Prompt:
Filter the records below down to lines containing "подго".

Some records:
▼

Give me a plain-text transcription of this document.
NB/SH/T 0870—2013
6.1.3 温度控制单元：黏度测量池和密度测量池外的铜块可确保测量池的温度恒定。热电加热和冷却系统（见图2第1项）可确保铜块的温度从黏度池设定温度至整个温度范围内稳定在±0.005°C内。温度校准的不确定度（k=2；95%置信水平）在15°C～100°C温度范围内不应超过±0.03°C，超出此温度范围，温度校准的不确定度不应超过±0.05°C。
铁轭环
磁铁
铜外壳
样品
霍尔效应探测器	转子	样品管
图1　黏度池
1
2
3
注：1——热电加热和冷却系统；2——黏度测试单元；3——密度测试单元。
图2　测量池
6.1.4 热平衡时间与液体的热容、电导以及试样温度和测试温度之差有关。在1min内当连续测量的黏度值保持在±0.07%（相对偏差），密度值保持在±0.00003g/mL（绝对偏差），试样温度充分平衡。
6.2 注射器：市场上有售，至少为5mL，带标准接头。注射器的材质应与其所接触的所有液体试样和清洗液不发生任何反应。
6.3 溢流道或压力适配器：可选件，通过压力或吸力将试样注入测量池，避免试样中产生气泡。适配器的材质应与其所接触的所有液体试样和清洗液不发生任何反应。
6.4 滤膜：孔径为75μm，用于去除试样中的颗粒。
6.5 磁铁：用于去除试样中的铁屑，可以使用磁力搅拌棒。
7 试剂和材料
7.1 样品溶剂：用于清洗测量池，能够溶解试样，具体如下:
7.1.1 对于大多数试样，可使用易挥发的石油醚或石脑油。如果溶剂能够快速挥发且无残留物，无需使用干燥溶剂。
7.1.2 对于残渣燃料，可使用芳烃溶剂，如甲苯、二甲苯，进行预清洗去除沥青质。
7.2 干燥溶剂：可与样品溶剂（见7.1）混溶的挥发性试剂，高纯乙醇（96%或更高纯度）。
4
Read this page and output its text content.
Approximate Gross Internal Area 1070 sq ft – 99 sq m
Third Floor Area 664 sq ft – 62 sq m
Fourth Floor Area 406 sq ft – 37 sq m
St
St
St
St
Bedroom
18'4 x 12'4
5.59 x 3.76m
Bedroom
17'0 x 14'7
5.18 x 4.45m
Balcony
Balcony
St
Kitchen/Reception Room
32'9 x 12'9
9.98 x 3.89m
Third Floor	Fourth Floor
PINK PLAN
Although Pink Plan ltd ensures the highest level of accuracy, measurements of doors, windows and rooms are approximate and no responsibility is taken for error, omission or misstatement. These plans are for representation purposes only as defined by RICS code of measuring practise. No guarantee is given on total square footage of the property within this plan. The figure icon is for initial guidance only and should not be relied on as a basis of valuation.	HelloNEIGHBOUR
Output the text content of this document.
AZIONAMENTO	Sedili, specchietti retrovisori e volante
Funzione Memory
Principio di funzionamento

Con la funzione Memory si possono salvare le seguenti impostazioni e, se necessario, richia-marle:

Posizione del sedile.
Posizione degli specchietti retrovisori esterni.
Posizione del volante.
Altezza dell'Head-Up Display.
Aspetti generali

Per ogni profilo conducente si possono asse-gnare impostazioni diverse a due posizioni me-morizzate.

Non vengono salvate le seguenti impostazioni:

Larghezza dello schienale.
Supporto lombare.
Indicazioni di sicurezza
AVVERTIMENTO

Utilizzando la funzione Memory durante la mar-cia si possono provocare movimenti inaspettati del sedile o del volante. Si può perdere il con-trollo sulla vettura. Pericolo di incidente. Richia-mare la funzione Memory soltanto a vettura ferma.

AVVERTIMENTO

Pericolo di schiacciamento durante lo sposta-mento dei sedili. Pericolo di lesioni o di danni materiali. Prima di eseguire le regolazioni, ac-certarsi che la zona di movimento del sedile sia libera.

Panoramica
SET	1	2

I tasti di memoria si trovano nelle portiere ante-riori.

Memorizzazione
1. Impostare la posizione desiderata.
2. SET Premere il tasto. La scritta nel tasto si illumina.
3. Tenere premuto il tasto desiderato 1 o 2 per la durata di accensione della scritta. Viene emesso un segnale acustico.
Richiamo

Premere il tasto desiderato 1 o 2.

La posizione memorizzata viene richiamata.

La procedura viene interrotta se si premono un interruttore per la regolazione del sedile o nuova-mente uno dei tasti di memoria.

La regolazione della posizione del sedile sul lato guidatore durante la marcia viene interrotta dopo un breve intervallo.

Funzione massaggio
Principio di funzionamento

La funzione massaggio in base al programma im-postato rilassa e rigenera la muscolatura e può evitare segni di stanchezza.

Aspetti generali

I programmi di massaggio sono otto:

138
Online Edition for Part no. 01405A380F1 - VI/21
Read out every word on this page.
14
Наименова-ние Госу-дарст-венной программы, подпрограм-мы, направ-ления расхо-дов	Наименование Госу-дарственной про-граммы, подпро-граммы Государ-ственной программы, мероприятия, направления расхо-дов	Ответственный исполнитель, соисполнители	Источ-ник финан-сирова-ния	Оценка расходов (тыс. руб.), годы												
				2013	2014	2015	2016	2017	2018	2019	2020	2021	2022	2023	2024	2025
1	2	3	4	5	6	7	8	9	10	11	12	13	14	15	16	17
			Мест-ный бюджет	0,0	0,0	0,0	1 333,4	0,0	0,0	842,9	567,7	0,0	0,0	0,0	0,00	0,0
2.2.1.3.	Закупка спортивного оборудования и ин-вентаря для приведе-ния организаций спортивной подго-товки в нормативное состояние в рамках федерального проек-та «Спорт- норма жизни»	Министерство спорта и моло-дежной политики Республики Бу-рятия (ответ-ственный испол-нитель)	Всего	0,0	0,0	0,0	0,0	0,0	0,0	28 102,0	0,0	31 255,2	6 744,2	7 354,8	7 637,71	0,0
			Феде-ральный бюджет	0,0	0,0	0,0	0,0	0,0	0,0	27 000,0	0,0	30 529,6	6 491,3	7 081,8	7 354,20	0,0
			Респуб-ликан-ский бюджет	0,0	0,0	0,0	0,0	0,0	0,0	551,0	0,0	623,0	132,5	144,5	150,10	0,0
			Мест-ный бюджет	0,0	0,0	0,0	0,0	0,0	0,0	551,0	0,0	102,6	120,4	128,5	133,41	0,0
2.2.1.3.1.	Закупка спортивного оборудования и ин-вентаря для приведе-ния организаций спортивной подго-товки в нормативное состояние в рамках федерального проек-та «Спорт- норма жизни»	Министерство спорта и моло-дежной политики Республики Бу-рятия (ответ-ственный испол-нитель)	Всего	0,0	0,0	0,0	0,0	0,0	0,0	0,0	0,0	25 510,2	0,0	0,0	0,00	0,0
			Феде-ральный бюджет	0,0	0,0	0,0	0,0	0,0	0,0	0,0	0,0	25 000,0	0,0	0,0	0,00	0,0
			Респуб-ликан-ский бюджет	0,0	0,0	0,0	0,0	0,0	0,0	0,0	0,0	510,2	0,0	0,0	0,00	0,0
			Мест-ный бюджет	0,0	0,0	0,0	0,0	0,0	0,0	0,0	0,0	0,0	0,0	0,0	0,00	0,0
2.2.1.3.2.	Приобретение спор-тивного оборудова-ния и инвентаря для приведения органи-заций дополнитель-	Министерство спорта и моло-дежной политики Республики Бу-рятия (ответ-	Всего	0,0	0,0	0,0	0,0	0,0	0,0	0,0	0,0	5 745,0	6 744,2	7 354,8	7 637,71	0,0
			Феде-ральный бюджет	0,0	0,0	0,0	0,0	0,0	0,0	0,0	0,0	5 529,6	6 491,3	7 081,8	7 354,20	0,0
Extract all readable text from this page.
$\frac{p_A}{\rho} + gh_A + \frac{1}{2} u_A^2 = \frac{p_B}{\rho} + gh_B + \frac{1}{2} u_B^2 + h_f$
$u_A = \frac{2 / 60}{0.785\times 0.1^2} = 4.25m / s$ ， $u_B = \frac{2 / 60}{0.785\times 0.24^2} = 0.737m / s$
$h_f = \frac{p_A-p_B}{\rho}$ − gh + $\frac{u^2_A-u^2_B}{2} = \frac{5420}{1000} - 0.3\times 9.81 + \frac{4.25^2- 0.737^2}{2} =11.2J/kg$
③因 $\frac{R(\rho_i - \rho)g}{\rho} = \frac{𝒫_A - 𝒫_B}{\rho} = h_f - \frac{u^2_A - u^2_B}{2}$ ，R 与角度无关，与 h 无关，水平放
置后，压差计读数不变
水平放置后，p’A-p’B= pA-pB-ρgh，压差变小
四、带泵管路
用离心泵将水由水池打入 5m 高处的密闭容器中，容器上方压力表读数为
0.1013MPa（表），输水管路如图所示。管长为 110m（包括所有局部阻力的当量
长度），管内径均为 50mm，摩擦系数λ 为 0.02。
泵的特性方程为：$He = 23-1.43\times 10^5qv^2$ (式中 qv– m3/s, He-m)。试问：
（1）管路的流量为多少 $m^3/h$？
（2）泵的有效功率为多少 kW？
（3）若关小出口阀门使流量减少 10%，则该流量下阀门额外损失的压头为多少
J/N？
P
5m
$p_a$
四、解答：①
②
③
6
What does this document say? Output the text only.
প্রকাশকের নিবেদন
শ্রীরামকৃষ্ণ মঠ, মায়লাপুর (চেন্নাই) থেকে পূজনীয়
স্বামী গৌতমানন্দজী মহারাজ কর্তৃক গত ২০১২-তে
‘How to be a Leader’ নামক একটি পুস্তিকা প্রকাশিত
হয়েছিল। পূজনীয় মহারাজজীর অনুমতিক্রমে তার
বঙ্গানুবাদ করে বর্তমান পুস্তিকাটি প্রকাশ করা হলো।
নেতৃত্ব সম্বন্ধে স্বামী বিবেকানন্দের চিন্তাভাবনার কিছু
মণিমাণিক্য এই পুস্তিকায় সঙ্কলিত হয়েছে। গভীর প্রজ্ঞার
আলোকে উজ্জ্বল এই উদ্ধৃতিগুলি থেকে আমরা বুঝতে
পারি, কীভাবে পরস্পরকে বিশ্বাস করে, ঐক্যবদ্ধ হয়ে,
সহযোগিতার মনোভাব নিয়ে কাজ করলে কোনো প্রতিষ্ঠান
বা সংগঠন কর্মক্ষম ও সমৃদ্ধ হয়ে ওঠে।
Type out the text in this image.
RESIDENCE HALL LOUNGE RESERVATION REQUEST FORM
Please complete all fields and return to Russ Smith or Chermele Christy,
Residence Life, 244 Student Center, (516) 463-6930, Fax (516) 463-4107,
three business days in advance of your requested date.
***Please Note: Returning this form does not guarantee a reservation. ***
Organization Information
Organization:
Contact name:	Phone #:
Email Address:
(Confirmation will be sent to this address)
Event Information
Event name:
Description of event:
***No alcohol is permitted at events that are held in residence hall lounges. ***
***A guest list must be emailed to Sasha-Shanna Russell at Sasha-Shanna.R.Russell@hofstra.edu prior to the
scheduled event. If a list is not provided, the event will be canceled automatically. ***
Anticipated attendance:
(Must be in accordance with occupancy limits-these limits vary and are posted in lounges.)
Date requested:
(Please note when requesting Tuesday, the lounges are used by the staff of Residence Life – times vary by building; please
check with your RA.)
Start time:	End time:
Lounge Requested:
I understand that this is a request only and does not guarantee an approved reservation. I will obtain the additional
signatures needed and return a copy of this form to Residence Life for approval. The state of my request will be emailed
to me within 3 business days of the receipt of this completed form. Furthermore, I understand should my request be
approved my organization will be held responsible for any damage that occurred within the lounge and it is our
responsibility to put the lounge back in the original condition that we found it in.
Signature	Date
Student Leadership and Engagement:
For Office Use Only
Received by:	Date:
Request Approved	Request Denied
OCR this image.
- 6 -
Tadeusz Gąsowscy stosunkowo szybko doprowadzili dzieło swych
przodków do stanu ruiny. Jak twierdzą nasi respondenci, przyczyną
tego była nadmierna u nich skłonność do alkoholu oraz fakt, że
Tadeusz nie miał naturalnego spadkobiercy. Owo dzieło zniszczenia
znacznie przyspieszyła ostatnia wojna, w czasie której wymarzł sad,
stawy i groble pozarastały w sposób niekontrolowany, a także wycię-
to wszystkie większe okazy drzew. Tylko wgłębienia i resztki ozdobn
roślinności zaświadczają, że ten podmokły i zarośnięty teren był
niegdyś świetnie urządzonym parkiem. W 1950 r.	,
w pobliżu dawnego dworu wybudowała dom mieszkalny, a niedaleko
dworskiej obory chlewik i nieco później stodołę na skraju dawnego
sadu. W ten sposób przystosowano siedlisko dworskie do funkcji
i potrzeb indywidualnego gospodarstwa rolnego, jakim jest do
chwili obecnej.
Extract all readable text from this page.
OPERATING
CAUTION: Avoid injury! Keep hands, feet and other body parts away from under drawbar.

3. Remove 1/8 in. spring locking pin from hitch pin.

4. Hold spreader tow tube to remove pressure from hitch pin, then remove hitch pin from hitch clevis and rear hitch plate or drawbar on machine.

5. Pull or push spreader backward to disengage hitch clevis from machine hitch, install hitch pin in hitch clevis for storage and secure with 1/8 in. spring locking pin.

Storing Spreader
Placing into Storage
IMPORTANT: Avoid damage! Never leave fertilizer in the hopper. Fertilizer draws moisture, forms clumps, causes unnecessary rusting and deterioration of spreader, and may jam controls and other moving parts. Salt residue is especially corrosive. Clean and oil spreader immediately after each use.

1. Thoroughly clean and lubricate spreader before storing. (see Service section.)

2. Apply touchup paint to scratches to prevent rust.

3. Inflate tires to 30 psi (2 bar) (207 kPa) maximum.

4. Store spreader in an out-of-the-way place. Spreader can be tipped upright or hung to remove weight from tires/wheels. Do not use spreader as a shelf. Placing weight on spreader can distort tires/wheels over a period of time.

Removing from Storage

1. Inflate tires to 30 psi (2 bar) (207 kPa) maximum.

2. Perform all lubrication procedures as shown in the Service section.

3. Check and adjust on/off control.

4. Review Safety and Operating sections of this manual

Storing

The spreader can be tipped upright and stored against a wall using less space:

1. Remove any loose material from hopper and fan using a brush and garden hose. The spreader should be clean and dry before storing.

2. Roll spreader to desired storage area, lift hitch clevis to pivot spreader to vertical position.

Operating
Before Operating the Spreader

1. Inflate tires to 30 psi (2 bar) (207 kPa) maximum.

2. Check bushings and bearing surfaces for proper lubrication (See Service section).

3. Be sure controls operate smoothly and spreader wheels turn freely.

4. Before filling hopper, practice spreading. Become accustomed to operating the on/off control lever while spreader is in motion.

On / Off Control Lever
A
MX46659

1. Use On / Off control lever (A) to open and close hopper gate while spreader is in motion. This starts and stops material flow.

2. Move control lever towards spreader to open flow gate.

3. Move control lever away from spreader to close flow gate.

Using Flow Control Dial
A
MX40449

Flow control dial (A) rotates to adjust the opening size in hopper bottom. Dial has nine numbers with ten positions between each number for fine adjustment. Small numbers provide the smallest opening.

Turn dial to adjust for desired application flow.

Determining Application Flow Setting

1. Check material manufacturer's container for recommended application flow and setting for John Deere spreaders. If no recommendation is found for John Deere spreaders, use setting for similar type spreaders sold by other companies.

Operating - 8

▲

Response to this exercise:
2.2.1.3.	Закупка спортивного оборудования и ин-вентаря для приведе-ния организаций спортивной подго-товки в нормативное состояние в рамках федерального проек-та «Спорт- норма жизни»	Министерство спорта и моло-дежной политики Республики Бу-рятия (ответ-ственный испол-нитель)	Всего	0,0	0,0	0,0	0,0	0,0	0,0	28 102,0	0,0	31 255,2	6 744,2	7 354,8	7 637,71	0,0
2.2.1.3.1.	Закупка спортивного оборудования и ин-вентаря для приведе-ния организаций спортивной подго-товки в нормативное состояние в рамках федерального проек-та «Спорт- норма жизни»	Министерство спорта и моло-дежной политики Республики Бу-рятия (ответ-ственный испол-нитель)	Всего	0,0	0,0	0,0	0,0	0,0	0,0	0,0	0,0	25 510,2	0,0	0,0	0,00	0,0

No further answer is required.